### STATED TASK
Format the items from the line containing "x-tick-label: 1.00 <box>1612" through the line containing "y-tick-label: 0.010 <box>147", inclusive, as a JSON list of strings with one string per line and blank lines omitted.

(Element and coordinate records)
------------------------
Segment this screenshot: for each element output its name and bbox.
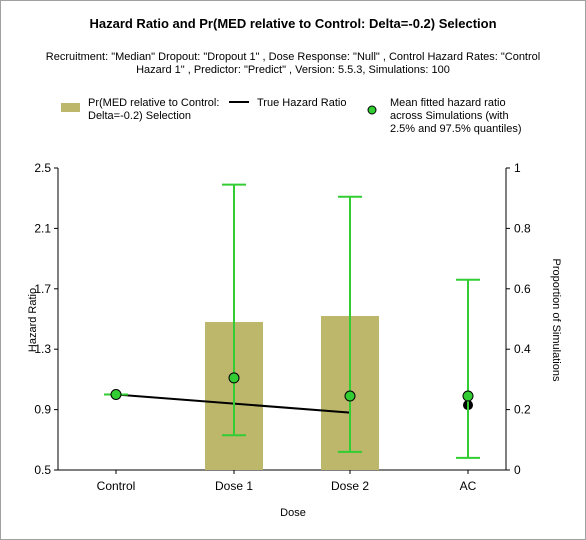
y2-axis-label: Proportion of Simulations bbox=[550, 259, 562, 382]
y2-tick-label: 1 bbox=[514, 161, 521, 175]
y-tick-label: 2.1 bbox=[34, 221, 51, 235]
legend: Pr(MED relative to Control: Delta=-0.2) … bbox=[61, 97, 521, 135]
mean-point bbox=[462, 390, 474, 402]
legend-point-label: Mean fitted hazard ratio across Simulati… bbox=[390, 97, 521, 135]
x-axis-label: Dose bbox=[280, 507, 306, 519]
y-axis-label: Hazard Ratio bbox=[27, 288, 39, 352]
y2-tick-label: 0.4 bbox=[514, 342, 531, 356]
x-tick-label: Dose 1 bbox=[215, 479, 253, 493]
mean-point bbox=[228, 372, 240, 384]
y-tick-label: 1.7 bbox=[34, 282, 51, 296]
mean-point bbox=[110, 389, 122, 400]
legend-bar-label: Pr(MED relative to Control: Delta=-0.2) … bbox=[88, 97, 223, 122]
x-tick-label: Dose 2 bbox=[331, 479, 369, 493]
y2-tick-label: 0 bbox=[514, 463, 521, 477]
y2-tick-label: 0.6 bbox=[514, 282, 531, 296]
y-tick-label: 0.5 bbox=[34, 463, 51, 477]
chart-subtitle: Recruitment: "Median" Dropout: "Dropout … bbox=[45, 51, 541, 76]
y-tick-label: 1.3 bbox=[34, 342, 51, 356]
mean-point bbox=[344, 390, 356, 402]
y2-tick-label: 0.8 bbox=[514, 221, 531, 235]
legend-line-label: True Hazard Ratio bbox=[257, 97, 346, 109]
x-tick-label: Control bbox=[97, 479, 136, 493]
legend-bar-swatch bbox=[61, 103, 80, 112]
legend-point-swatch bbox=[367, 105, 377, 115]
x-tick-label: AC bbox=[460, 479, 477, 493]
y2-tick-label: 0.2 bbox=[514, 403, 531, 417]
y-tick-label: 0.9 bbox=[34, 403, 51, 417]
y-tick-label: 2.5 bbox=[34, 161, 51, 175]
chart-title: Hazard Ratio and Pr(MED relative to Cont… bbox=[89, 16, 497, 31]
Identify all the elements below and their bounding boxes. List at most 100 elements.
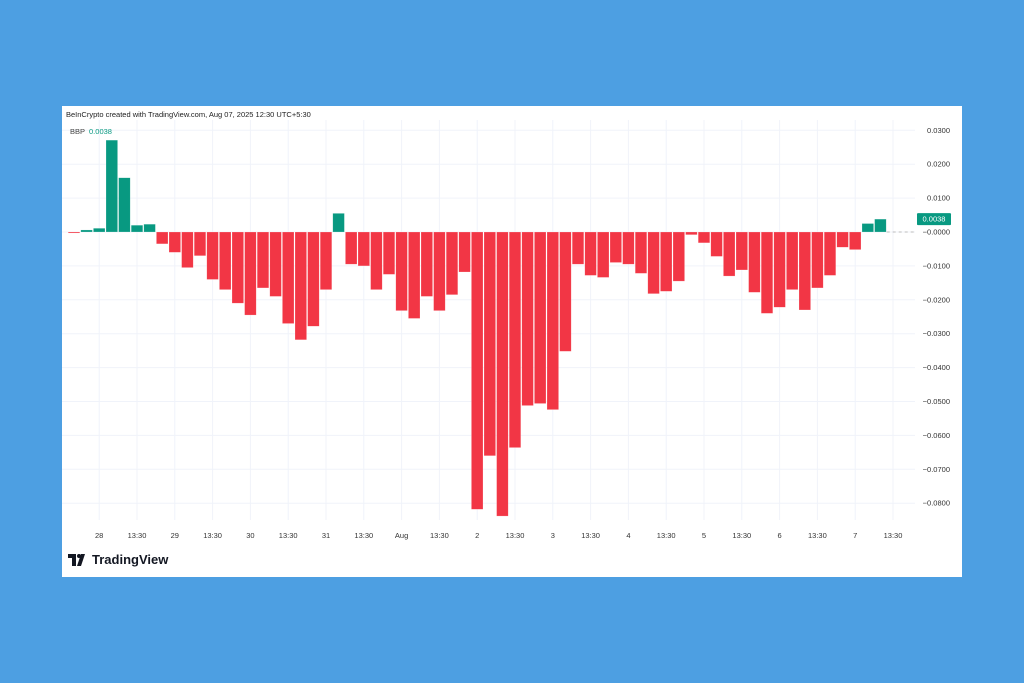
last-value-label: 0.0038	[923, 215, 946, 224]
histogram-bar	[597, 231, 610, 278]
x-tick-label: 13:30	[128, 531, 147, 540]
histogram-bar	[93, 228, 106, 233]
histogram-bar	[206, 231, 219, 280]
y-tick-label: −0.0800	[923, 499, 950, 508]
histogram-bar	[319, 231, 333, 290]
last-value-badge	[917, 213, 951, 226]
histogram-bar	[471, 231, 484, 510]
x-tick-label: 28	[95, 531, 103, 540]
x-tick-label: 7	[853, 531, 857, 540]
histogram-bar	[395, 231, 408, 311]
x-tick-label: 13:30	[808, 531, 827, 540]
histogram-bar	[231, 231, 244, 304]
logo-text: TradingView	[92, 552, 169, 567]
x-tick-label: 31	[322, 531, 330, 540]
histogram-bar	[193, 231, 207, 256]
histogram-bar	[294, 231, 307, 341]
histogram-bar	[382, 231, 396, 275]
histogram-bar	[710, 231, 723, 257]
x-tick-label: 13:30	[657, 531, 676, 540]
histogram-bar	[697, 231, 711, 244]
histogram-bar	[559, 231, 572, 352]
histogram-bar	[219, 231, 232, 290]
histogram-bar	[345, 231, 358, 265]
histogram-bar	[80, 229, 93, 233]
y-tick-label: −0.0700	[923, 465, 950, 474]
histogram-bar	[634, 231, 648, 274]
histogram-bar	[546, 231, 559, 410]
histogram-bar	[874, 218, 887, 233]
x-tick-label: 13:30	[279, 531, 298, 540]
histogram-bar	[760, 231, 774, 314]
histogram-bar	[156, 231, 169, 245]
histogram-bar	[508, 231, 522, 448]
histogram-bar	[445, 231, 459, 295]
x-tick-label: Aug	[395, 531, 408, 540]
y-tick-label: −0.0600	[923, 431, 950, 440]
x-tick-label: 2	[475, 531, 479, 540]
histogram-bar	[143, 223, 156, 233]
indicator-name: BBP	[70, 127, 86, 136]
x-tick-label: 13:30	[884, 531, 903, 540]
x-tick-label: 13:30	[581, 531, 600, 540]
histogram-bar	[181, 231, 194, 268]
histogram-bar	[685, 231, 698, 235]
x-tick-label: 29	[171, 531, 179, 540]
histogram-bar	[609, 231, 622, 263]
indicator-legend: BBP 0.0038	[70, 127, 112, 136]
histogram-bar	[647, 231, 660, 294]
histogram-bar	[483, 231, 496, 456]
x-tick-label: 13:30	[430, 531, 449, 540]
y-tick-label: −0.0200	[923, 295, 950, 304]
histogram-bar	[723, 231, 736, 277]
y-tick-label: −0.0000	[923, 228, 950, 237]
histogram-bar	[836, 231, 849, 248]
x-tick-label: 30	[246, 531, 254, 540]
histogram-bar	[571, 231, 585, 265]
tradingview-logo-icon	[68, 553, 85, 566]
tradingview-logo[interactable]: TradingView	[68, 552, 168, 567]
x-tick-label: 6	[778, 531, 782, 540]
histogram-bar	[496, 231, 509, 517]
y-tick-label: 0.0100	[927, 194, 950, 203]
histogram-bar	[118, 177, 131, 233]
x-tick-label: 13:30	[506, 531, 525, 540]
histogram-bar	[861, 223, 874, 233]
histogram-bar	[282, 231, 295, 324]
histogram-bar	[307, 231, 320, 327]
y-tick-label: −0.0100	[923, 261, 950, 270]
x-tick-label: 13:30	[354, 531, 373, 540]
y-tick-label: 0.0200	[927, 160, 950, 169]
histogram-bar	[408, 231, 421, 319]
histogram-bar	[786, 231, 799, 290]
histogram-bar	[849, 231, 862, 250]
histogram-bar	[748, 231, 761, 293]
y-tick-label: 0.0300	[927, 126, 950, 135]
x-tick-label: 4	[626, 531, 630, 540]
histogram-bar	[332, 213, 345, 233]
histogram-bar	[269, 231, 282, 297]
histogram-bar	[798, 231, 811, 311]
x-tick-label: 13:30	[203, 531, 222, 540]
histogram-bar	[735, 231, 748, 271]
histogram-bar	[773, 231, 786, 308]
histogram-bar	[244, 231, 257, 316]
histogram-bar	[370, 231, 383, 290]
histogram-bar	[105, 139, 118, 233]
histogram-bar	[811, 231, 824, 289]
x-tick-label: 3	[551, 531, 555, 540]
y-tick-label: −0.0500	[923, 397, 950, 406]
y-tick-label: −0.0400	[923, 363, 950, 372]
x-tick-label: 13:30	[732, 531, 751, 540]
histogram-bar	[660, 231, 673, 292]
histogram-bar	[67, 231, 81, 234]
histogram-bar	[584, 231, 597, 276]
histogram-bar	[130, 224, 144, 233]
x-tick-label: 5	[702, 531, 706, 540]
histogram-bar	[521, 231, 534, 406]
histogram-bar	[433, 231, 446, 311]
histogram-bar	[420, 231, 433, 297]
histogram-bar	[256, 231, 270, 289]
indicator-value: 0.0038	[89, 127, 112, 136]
------------------------
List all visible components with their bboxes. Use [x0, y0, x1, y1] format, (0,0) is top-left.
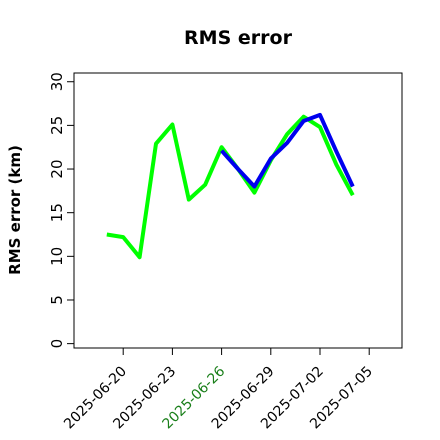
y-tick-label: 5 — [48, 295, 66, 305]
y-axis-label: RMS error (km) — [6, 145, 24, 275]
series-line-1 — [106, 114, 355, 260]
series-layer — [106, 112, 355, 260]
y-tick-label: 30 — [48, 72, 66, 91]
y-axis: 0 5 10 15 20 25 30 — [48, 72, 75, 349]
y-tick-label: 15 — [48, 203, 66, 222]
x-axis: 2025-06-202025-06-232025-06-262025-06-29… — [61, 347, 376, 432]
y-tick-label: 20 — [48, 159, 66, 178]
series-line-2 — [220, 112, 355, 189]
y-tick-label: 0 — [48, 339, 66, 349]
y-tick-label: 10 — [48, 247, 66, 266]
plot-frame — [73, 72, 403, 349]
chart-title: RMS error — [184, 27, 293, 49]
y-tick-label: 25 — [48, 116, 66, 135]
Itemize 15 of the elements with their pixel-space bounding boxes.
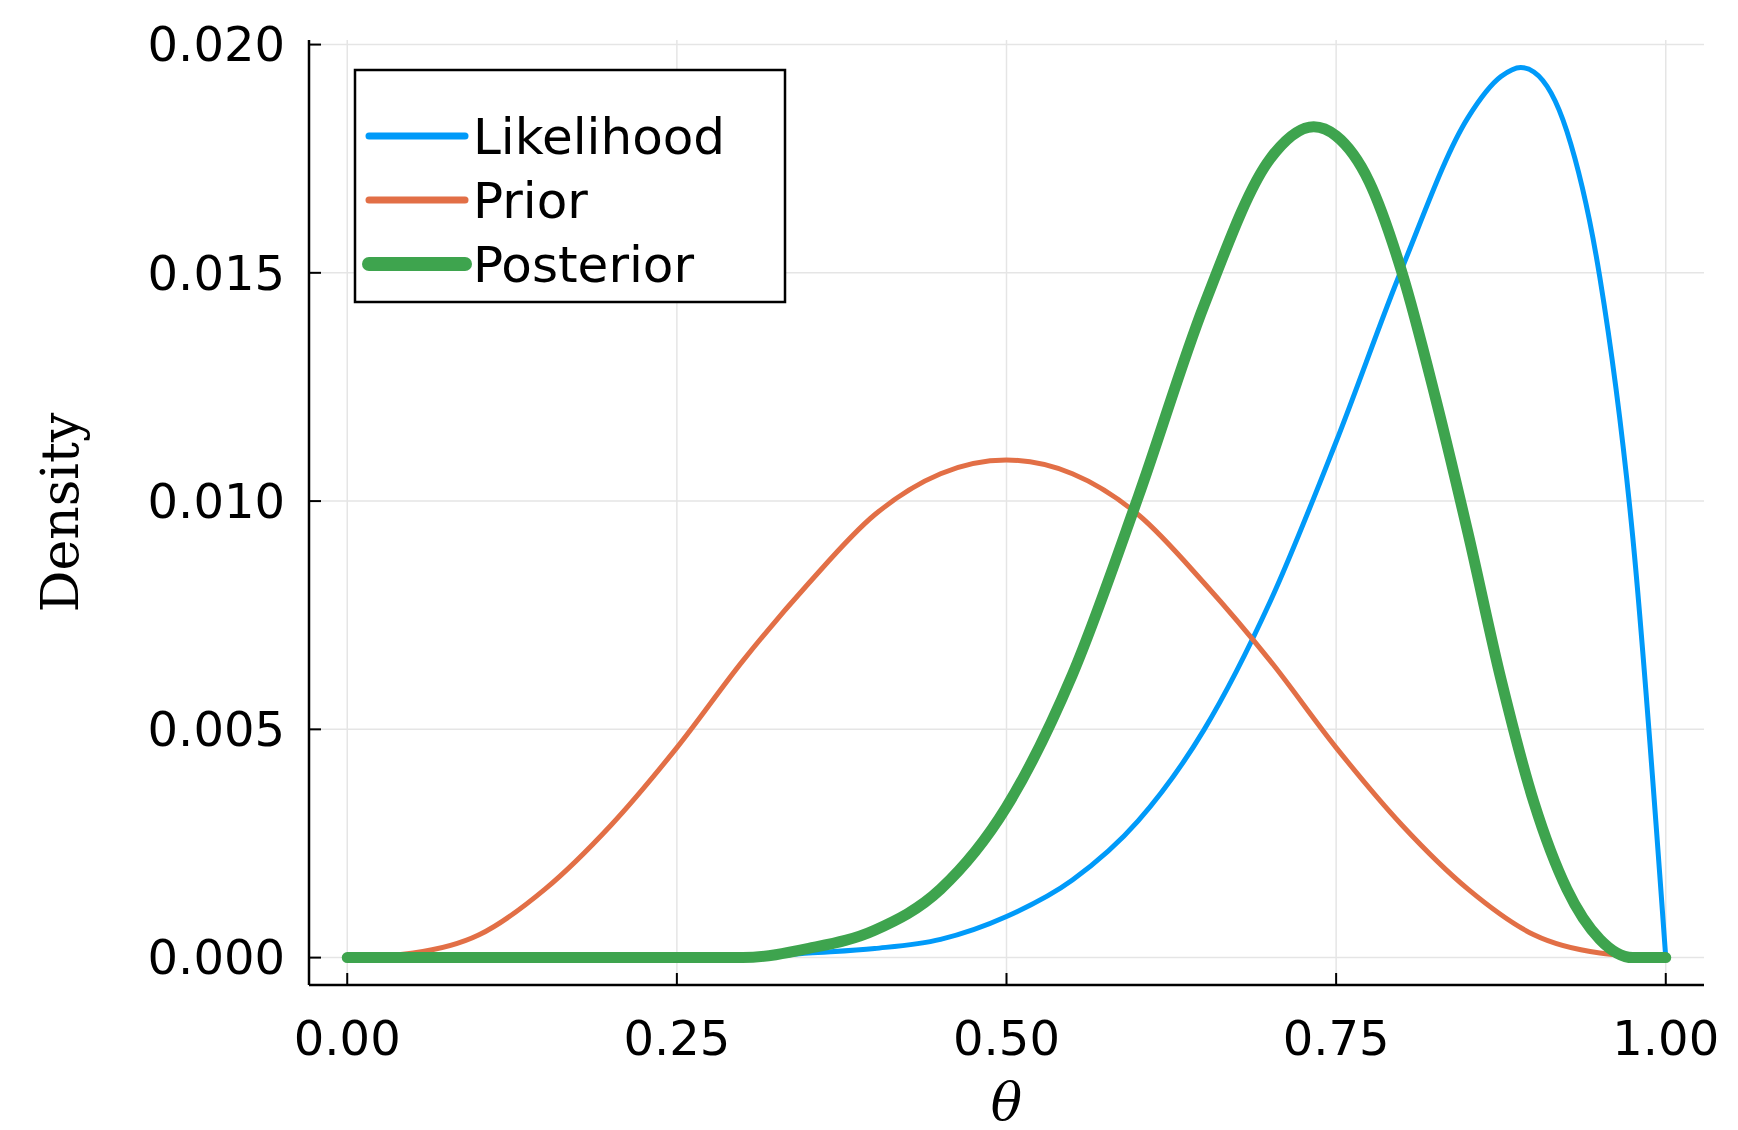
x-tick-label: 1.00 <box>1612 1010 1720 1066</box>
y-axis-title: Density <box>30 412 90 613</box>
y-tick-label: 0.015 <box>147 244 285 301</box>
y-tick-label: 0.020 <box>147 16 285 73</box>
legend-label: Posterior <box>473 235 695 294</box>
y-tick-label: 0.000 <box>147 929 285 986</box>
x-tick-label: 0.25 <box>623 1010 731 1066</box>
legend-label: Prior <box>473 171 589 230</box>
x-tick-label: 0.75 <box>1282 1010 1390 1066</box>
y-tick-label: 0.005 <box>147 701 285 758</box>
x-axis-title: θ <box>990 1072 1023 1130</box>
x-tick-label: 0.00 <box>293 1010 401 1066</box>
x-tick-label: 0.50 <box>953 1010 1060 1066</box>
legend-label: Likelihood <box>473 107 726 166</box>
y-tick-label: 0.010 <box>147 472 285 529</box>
------------------------
### PROBLEM SOLUTION
[
  "x-tick-label: 1.00 <box>1612 1010 1720 1066</box>",
  "y-axis-title: Density <box>30 412 90 613</box>",
  "y-tick-label: 0.015 <box>147 244 285 301</box>",
  "y-tick-label: 0.020 <box>147 16 285 73</box>",
  "legend-label: Posterior <box>473 235 695 294</box>",
  "y-tick-label: 0.000 <box>147 929 285 986</box>",
  "x-tick-label: 0.25 <box>623 1010 731 1066</box>",
  "legend-label: Prior <box>473 171 589 230</box>",
  "x-tick-label: 0.75 <box>1282 1010 1390 1066</box>",
  "y-tick-label: 0.005 <box>147 701 285 758</box>",
  "x-axis-title: θ <box>990 1072 1023 1130</box>",
  "x-tick-label: 0.00 <box>293 1010 401 1066</box>",
  "x-tick-label: 0.50 <box>953 1010 1060 1066</box>",
  "legend-label: Likelihood <box>473 107 726 166</box>",
  "y-tick-label: 0.010 <box>147 472 285 529</box>"
]